The Language Pt. 1

The language is an extention of Rusellian type theory made to resemble a programming language.

ATOMS

There are four types of atom.

1. names
2. operators
3. numbers
4. number patterns

NAMES

Names in the program consist of a letter followed by any combination of letters, numbers or underscores. Names can always be prefixed by a namespace sequence, which is a dot followed by a sequence of names followed by dots. e.g. x is a valid name, .x is a valid name and .myns.x is also a valid name. The namespaces aren't that useful in the program's current state but they will be in the future.

OPERATORS

The expression a+b can also be written as (+)(a,b). By using the operator in brackets notation we can refer to the operator by itself without arguments and use namespaces with the operator. (≡) is the universal identity operator. It is a special polymorphic operator that can never appear in bracketed form. The (-) operator can only be used with 1 argument (i.e. it can only be used for negation, not subtraction). Subtraction therefore has to be refered to with expressions like a+(-b).

NUMBERS

Numbers are represented with sequences of digits. The can always have namespace prefixes.

NUMBER PATTERNS

A number pattern is just the '#' character with or without a namespace prefix.

SEMANTIC TYPES

There are three types of semantic type

1. atomic type 0
2. atomic type 1
3. Compound

ATOMIC TYPE 0

Type 0 is represented with the single digit 0.

ATOMIC TYPE 1

Type 1 is represented with the single digit 1.

COMPOUND SEMANTIC TYPES

A Compound type consists of a non-empty comma separated list of semantic types in square brackets, called the domain-list, followed by a right arrow operator, followed by another semantic type, called the range type. If the domain-list has only one element, the surrounding square brackets can be omitted. Some examples of valid compound types are:

• 0→1
• [0→1,0]→(0→1)

# MATERIAL PROVIDED
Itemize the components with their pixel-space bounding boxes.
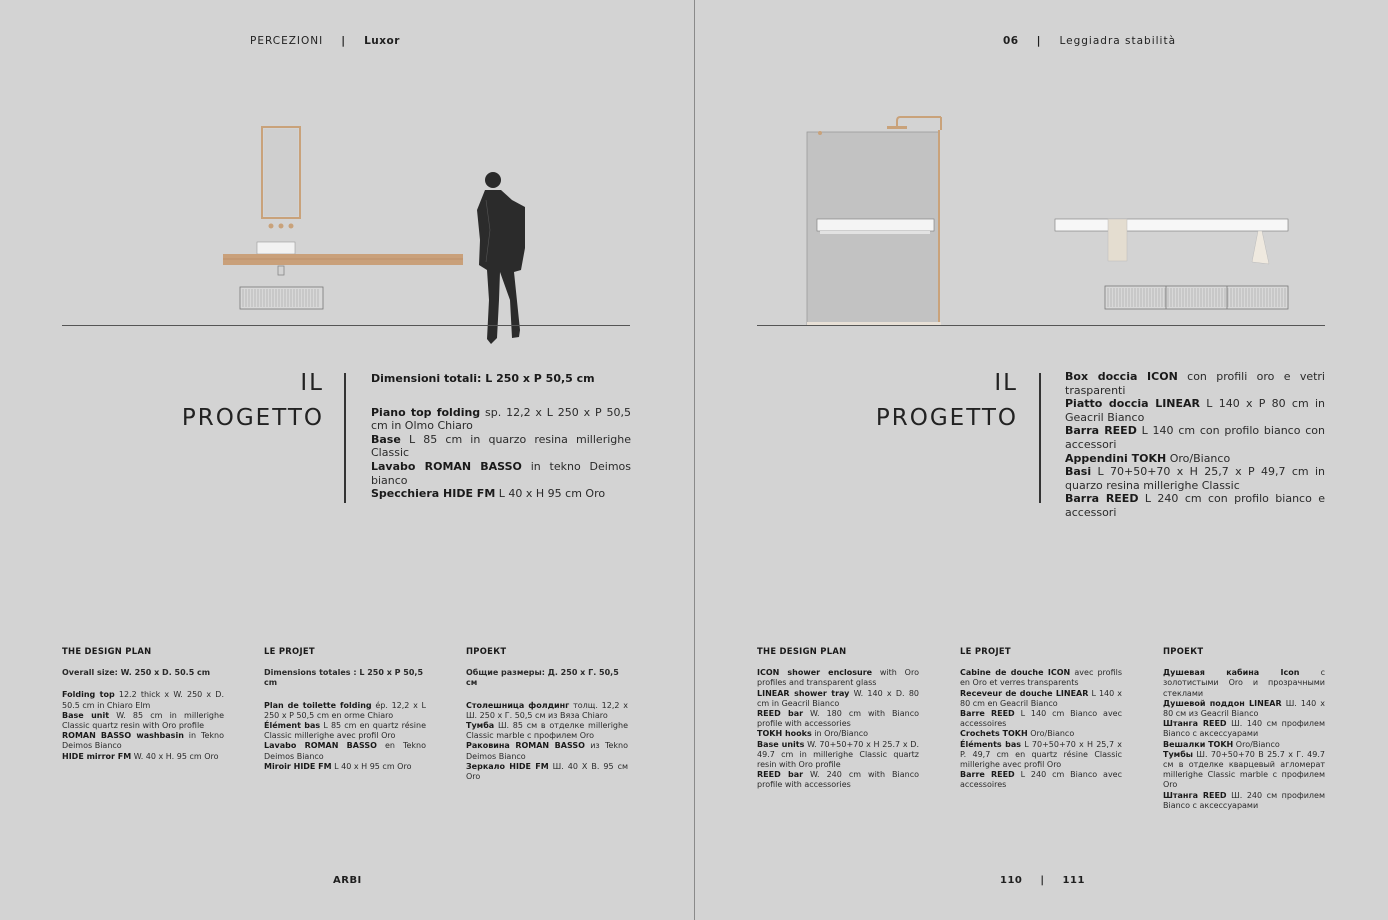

# INSTRUCTION
According to the text on the language, which operator can be used only with one argument? The data has no connection to the text on the language.

# RESULT FOR THIS EXERCISE
The (-) operator can be used only with one argument, for negation.